**** DOCUMENT SECTION ****

ARTIFACTORY: Permissions to use user plugins (“You are not permitted to execute ” error)

Ahmad Zeidan
2023-01-22 11:10

Permissions to run User Plugins in Artifactory are granted only for admin users by default. Other non-admin users are not permitted to run User Plugins by default. 

In case you wish to grant these permissions to non-admin users or groups, you may follow these steps: 

Some User-plugins have the users declared in the plugin script itself, for example:

deleteEmptyDirs Plugin:
 deleteEmptyDirsPlugin(version: '1.1', description: 'Deletes empty directories', users: ['admin'].toSet()) { params ->
deleteDeprecated Plugin:
 deleteDeprecatedPlugin(version: '1.0', description: 'Deletes artifacts marked with \'analysis.deprecated=true\' property', users: ['admin'].toSet())
You can simply add the name of the user you want to use next to the admin user (['admin','example-user']) Once the change is done, you will have to reload the plugin.

****

_TASK SET_:
a. Translate this sentence from the Artifactory plugin permissions article into Spanish: "Other non-admin users are not permitted to run User Plugins by default."
b. Write a few sentences that follow the last sentence of the Artifactory plugin permissions article.

**** DATA FOR ANALYSIS ****

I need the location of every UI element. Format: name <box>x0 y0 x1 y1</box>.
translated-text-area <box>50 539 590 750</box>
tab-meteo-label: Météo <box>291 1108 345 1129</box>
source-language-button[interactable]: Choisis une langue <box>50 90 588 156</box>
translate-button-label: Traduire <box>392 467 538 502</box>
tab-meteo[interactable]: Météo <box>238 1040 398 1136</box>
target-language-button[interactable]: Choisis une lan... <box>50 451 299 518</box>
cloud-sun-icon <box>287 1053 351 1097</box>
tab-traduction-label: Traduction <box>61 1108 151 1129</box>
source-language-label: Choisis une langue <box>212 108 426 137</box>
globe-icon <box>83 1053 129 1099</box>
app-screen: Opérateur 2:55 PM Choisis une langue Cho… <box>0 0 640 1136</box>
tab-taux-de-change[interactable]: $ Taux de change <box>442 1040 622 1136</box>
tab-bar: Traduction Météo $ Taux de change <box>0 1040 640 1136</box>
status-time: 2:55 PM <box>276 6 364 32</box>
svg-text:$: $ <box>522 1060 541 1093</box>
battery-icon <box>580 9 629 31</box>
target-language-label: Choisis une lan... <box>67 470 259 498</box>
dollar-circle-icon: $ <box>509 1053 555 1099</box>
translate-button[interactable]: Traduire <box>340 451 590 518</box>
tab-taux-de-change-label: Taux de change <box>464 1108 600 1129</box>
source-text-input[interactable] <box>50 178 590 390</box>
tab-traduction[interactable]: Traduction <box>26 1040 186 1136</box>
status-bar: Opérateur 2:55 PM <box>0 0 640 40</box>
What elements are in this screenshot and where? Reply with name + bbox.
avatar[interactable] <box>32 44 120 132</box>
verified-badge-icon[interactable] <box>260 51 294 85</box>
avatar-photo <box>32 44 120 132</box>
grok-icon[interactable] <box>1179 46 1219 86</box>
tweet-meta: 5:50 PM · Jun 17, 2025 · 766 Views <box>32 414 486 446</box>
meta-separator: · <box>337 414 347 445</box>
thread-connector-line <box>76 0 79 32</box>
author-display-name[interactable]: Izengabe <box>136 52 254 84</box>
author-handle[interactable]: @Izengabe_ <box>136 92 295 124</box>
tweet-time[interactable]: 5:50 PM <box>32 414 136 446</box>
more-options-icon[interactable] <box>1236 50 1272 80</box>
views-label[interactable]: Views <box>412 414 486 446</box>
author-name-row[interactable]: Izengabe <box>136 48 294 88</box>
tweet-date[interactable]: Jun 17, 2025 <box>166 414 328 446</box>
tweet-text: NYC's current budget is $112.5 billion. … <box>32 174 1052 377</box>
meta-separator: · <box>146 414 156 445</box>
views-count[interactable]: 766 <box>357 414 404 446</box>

****

_RESULTS OF THE TASKS_:
a. Los demás usuarios que no son administradores no tienen permiso para ejecutar User Plugins de forma predeterminada.

b.
To reload the plugins:
 curl -v -i -u admin:password -X POST http://<IP>:8082/artifactory/api/plugins/reload
In some cases you may encounter the below error when a non privileged user is trying to run a user plugin:
 {
"errors" : [ {
"status" : 403,
"message" : "You are not permitted to execute 'deleteEmptyDirsPlugin'."
} ]

In that case, you may want to grant the non-admin user permissions to run that user plugin or use the admin user permissions to run the plugin. 

When using the artifactCleanup plugin, there is an additional step, which includes a group named ‘cleaners’, which the non-admin user must be a member of in case you want it to be able to execute this plugin.